— begin MATERIAL FOR THIS TASK —

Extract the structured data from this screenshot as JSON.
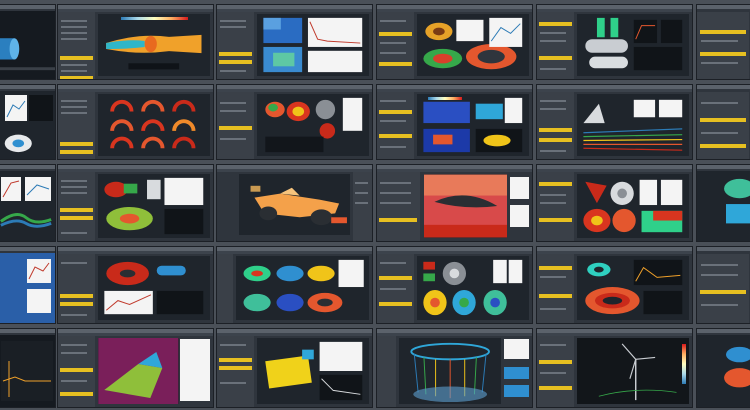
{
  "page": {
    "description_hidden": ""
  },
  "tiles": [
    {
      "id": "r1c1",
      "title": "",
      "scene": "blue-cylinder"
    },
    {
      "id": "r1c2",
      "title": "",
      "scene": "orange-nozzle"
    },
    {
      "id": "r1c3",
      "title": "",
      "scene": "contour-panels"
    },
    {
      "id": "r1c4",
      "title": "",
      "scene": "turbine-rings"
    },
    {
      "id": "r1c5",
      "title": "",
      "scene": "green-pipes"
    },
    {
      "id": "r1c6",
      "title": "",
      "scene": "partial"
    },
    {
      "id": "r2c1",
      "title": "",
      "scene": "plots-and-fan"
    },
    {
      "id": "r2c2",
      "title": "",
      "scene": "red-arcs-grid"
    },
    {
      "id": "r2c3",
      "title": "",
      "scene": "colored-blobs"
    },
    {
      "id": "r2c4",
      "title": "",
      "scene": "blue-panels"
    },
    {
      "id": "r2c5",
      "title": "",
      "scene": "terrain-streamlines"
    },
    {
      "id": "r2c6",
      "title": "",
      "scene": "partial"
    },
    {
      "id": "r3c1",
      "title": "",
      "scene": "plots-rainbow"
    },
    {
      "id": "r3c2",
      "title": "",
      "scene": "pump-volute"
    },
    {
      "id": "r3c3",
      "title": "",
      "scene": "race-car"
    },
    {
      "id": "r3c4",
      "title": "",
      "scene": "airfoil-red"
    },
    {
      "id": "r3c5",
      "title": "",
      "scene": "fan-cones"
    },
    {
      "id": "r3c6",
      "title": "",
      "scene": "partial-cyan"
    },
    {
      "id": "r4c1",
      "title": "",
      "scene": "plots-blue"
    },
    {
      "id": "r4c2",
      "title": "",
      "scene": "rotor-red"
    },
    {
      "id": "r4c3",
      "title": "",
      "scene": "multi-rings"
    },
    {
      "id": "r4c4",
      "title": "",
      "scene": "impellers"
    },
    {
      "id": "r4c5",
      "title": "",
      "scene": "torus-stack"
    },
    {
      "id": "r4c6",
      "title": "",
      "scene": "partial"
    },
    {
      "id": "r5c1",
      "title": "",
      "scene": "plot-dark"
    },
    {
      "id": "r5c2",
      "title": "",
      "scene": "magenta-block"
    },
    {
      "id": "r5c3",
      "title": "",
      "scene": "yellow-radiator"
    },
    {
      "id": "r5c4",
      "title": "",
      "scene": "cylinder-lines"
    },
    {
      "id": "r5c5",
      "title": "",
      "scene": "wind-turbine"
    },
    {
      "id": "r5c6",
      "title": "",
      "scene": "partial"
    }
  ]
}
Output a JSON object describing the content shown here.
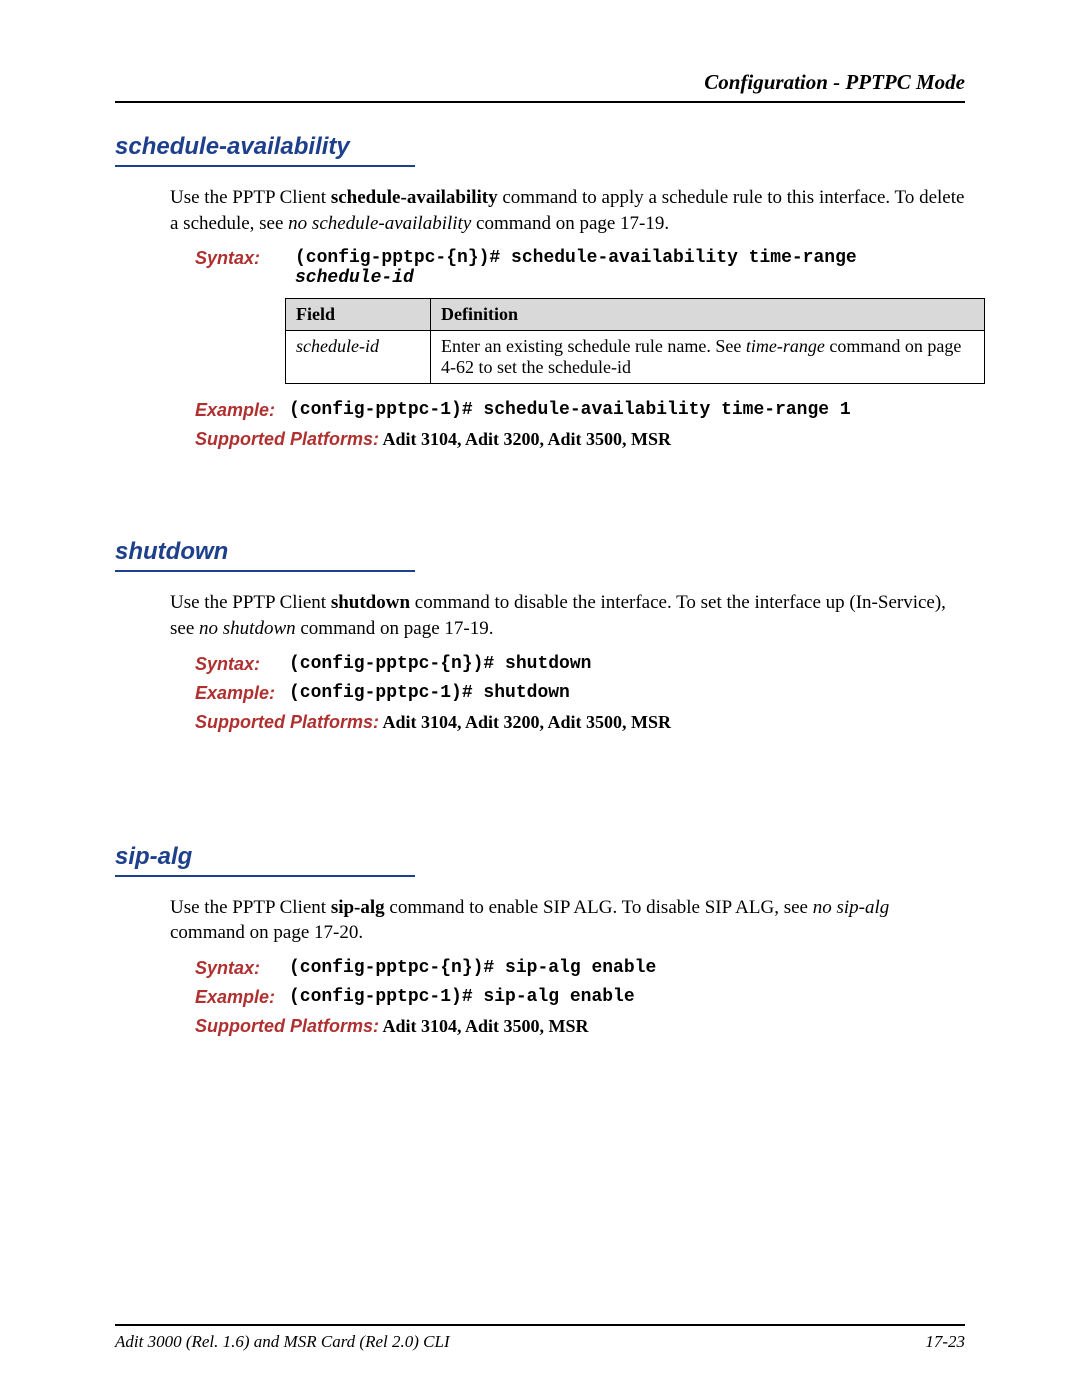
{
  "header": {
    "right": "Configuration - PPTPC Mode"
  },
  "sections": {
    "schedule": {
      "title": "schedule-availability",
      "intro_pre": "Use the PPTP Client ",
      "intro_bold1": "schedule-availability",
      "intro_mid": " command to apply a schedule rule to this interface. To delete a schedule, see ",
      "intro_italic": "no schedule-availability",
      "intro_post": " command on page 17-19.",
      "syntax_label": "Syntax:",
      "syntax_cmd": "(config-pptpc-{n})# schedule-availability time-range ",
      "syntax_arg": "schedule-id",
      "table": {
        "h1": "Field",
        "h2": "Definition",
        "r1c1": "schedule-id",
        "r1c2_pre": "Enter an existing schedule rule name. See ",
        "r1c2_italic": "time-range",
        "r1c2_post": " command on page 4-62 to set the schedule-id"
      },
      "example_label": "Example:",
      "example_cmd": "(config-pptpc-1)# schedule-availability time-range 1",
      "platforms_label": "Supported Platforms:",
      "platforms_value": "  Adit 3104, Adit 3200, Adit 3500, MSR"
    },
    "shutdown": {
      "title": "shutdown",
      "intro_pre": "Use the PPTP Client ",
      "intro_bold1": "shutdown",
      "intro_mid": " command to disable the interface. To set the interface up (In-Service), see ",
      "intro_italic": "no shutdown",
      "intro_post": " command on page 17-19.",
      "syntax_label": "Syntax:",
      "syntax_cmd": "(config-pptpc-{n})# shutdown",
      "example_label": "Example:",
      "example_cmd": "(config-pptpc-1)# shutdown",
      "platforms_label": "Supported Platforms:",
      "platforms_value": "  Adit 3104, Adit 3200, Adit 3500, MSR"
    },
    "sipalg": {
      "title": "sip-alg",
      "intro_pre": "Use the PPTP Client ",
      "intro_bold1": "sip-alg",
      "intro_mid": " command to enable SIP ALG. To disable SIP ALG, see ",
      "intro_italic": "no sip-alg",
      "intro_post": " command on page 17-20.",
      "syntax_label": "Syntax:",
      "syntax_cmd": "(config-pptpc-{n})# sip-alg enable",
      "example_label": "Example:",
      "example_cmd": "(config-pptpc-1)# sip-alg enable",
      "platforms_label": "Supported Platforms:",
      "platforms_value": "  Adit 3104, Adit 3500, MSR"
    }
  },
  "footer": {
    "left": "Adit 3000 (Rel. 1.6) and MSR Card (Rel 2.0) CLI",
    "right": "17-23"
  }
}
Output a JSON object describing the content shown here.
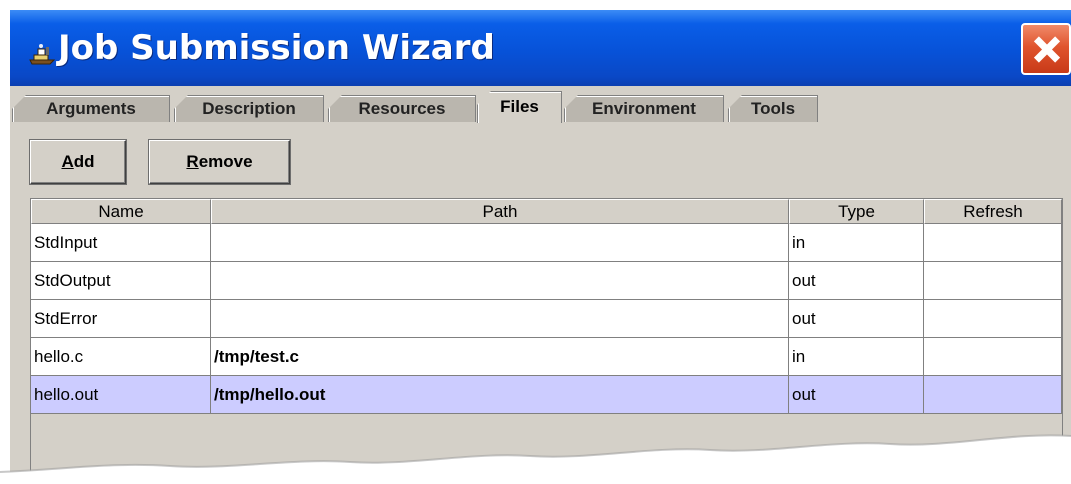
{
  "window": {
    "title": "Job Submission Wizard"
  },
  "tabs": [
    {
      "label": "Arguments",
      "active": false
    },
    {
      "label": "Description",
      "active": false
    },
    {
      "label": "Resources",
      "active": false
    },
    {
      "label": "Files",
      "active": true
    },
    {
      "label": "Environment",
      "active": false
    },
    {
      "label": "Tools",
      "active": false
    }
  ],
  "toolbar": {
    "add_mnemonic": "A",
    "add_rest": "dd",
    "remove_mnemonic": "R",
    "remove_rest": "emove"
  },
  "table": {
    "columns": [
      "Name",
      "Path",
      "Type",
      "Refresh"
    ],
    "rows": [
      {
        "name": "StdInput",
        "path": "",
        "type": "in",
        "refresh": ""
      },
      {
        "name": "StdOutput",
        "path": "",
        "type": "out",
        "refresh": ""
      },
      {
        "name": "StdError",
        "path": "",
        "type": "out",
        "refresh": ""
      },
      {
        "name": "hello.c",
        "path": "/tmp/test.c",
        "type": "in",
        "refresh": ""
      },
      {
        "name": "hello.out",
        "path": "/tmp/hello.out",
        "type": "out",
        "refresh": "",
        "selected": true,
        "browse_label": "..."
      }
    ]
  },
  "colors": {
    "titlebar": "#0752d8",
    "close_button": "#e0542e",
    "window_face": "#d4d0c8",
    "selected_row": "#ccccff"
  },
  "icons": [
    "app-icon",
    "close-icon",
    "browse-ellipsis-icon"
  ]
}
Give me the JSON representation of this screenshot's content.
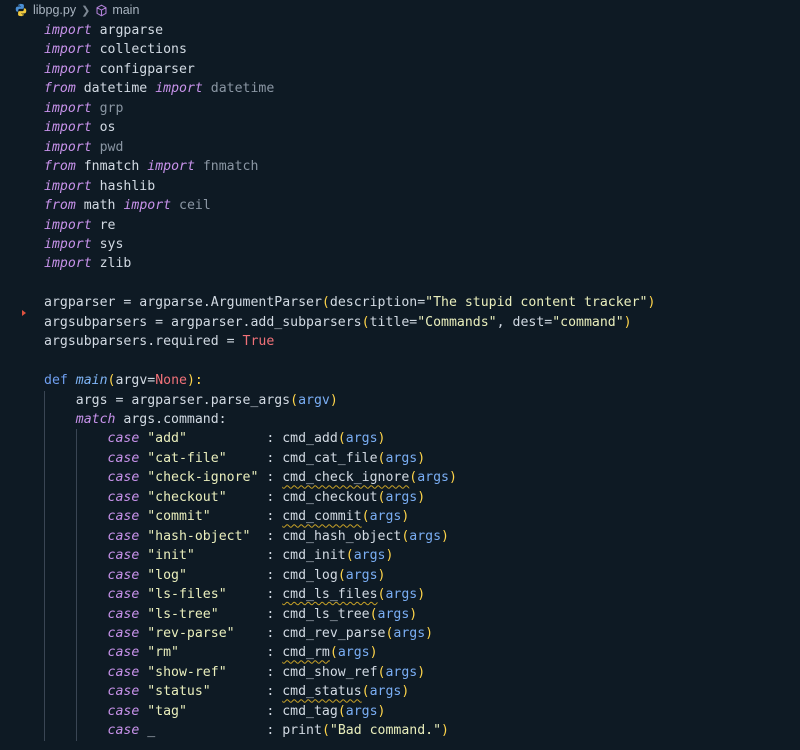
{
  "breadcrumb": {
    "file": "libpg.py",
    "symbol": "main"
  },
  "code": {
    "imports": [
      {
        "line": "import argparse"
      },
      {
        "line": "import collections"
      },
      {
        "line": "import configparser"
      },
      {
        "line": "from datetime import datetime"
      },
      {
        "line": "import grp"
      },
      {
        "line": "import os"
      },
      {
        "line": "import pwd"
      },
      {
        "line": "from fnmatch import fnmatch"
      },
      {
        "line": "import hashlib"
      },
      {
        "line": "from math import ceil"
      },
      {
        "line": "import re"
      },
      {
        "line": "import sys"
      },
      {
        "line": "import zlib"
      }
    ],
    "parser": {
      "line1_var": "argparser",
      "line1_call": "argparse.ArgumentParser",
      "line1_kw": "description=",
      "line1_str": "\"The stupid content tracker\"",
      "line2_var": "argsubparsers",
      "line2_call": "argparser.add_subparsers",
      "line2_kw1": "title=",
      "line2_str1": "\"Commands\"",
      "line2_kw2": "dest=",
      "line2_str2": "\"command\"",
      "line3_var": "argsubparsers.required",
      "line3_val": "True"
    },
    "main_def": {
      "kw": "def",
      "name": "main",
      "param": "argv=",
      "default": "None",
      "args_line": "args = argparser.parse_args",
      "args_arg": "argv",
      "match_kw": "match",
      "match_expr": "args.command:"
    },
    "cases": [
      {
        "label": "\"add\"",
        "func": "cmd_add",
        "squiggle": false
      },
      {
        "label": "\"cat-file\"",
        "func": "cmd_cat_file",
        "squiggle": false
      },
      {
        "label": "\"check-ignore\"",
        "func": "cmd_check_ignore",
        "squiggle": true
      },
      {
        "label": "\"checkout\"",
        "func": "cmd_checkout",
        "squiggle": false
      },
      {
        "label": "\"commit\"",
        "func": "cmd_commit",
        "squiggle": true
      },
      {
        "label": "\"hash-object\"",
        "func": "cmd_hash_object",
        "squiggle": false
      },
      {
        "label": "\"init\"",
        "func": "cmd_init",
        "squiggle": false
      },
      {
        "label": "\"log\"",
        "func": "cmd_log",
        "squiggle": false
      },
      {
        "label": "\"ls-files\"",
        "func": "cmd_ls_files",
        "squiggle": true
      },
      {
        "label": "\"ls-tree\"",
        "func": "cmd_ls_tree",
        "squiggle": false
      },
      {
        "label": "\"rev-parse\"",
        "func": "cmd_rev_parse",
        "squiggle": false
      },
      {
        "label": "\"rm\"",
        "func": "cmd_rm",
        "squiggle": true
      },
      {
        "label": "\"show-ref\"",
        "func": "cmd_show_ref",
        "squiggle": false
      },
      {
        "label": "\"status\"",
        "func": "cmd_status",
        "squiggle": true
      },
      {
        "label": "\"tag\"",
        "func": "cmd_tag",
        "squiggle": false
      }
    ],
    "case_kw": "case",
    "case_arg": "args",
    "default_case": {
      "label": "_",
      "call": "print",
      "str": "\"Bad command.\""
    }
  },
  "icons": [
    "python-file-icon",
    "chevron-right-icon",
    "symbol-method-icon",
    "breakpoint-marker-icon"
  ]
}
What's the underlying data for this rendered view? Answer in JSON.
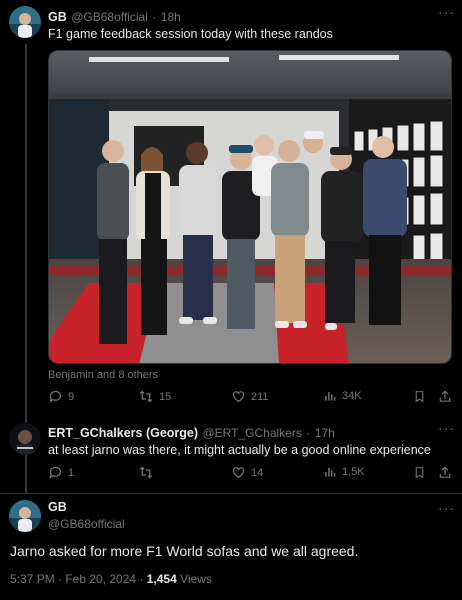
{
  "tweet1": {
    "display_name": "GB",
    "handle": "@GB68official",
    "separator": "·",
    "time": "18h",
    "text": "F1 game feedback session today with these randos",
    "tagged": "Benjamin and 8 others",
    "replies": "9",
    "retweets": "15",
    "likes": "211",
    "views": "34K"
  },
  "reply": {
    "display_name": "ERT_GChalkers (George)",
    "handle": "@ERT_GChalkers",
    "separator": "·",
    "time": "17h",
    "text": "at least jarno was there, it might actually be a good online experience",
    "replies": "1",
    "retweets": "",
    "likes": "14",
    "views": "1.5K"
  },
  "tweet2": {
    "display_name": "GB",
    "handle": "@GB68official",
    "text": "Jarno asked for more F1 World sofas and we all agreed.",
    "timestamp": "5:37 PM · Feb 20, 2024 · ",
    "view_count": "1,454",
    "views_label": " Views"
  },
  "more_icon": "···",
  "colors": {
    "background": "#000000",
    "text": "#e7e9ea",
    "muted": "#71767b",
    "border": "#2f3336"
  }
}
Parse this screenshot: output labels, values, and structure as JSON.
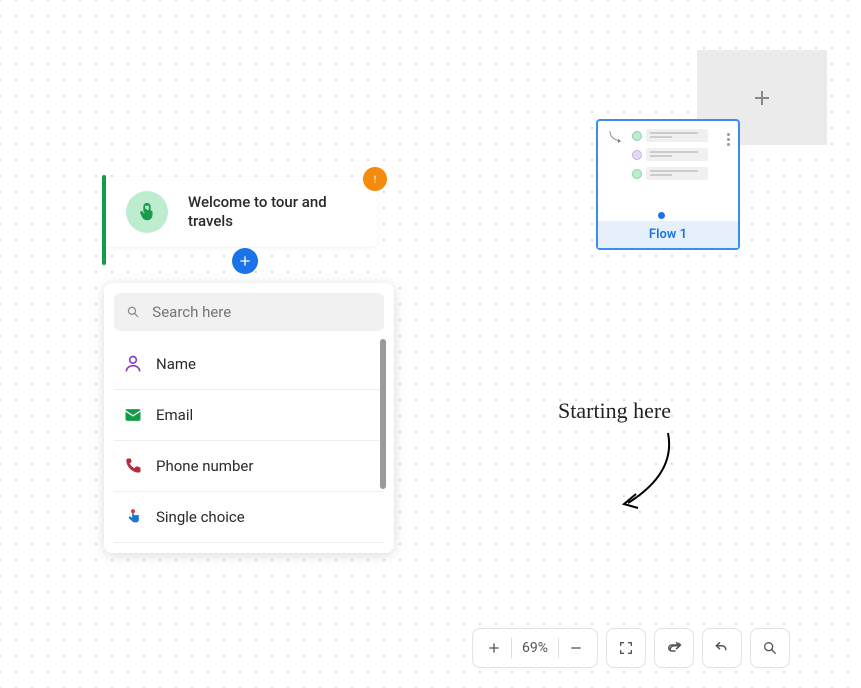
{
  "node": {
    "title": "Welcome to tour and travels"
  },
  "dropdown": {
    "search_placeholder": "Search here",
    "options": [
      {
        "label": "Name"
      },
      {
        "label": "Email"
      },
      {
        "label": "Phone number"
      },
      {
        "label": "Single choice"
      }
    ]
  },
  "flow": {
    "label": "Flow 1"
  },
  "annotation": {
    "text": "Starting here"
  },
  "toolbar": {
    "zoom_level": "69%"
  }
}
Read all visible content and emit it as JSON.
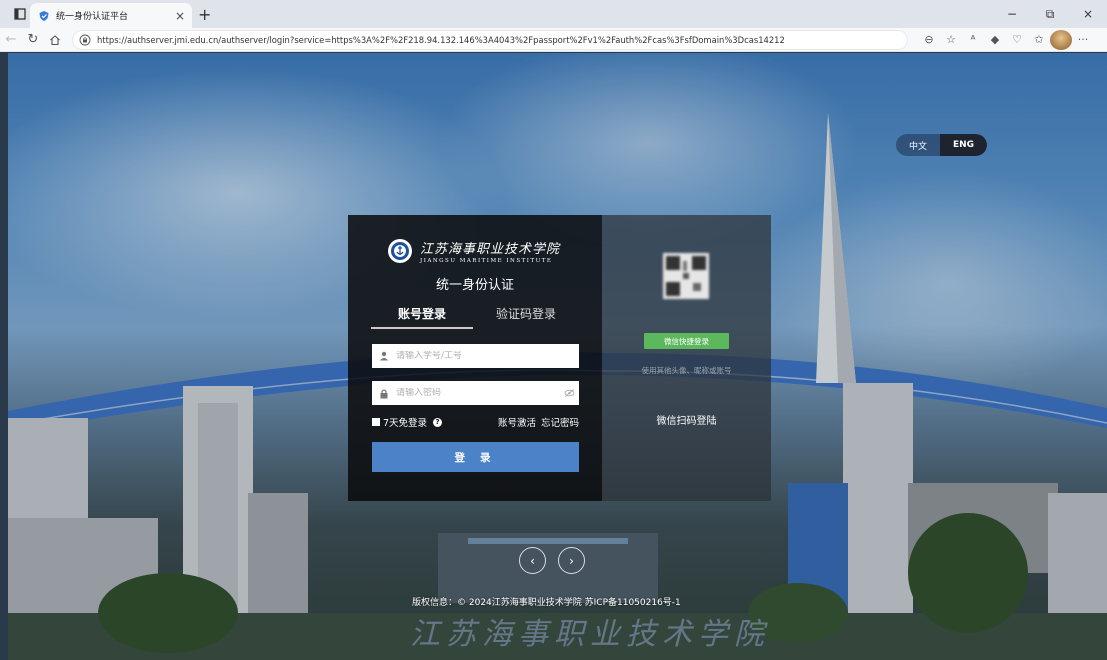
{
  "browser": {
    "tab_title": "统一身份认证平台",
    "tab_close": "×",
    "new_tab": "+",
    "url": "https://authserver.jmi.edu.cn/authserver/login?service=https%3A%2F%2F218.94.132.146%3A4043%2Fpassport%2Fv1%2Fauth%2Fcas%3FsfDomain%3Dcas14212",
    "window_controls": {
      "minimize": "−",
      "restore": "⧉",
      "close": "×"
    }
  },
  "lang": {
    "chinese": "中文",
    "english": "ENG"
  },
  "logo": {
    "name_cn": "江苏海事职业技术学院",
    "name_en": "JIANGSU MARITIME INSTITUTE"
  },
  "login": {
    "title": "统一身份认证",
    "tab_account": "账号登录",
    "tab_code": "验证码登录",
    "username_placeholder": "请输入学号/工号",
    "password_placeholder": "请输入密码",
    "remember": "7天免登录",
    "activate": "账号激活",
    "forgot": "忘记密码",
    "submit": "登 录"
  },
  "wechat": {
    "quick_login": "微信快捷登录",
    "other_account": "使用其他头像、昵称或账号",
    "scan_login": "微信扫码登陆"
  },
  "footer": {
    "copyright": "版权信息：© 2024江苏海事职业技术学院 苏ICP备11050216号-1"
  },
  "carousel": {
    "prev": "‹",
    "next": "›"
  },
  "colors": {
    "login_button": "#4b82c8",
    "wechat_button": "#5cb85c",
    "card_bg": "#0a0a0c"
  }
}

— end MATERIAL FOR THIS TASK —

### EXERCISE BRIEF
In the lines above, locate the string "shutdown". Copy every line where it occurs.

### ANSWER TO THE PROBLEM
    "shutdown": {
      "title": "shutdown",
      "intro_bold1": "shutdown",
      "intro_italic": "no shutdown",
      "syntax_cmd": "(config-pptpc-{n})# shutdown",
      "example_cmd": "(config-pptpc-1)# shutdown",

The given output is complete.